# Aim
Return the entries verbatim and drop every picture.

═══ The data ═══

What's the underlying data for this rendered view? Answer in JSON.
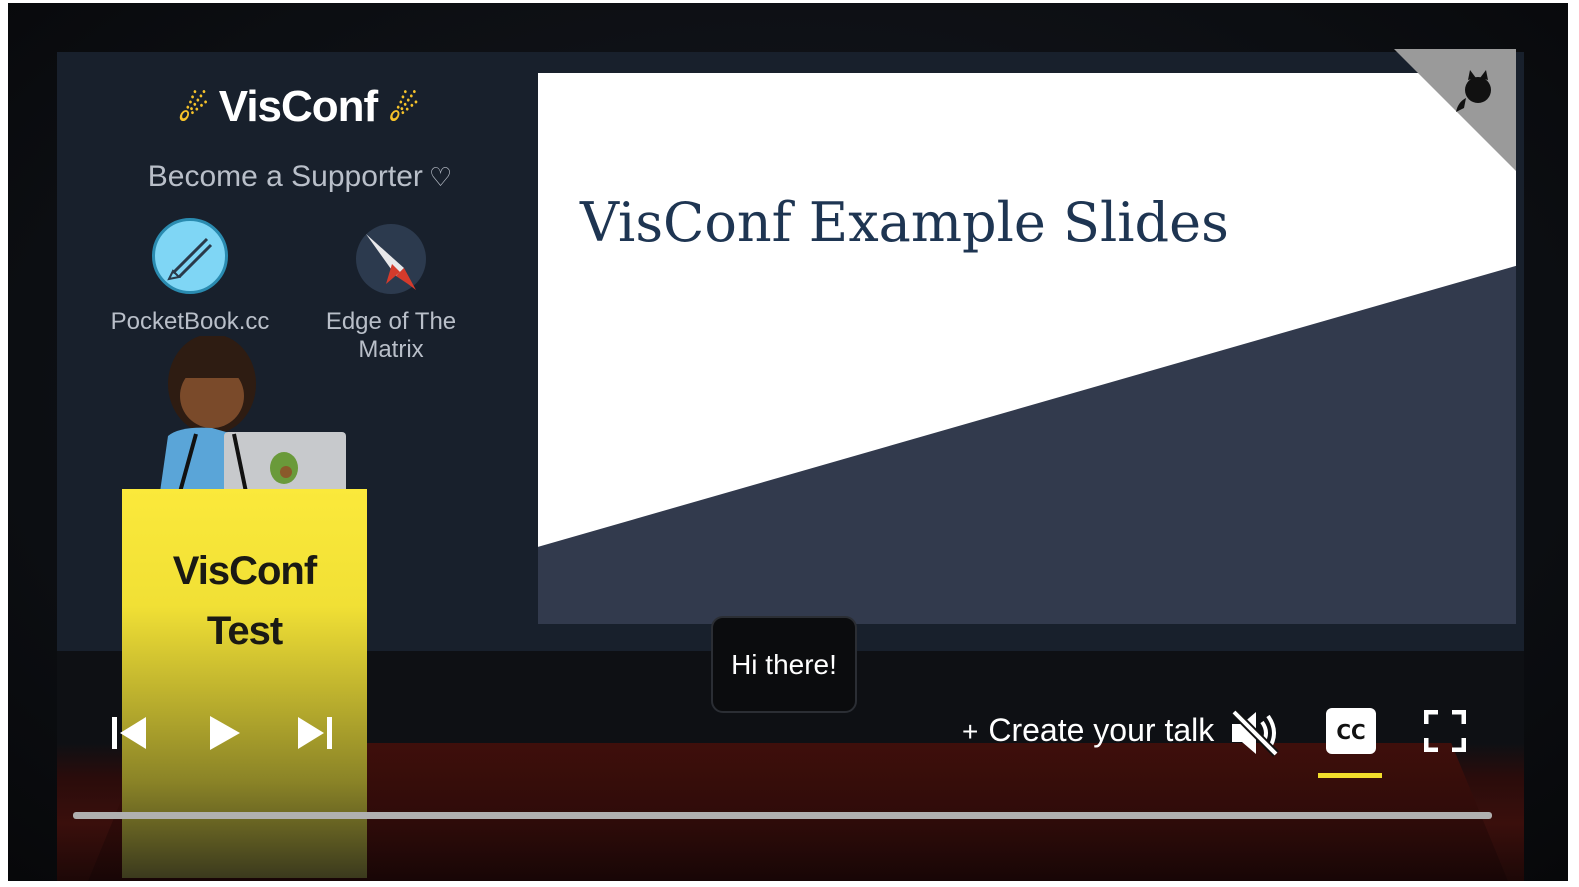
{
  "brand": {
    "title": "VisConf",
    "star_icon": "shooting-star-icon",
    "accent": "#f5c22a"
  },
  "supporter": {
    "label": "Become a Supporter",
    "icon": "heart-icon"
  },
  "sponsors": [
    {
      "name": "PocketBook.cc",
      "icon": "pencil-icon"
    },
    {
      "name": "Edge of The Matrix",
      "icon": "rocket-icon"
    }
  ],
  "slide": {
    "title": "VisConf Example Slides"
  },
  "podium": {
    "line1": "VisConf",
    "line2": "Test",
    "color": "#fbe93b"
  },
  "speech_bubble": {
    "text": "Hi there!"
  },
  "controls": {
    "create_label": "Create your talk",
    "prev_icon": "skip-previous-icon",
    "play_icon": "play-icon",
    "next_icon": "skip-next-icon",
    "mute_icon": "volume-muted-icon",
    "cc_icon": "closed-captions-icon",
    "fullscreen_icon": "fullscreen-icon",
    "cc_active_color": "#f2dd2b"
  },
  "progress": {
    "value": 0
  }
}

═══

# Answer
What's the underlying data for this rendered view? Answer in JSON.
{
  "brand": {
    "title": "VisConf",
    "star_icon": "shooting-star-icon",
    "accent": "#f5c22a"
  },
  "supporter": {
    "label": "Become a Supporter",
    "icon": "heart-icon"
  },
  "sponsors": [
    {
      "name": "PocketBook.cc",
      "icon": "pencil-icon"
    },
    {
      "name": "Edge of The Matrix",
      "icon": "rocket-icon"
    }
  ],
  "slide": {
    "title": "VisConf Example Slides"
  },
  "podium": {
    "line1": "VisConf",
    "line2": "Test",
    "color": "#fbe93b"
  },
  "speech_bubble": {
    "text": "Hi there!"
  },
  "controls": {
    "create_label": "Create your talk",
    "prev_icon": "skip-previous-icon",
    "play_icon": "play-icon",
    "next_icon": "skip-next-icon",
    "mute_icon": "volume-muted-icon",
    "cc_icon": "closed-captions-icon",
    "fullscreen_icon": "fullscreen-icon",
    "cc_active_color": "#f2dd2b"
  },
  "progress": {
    "value": 0
  }
}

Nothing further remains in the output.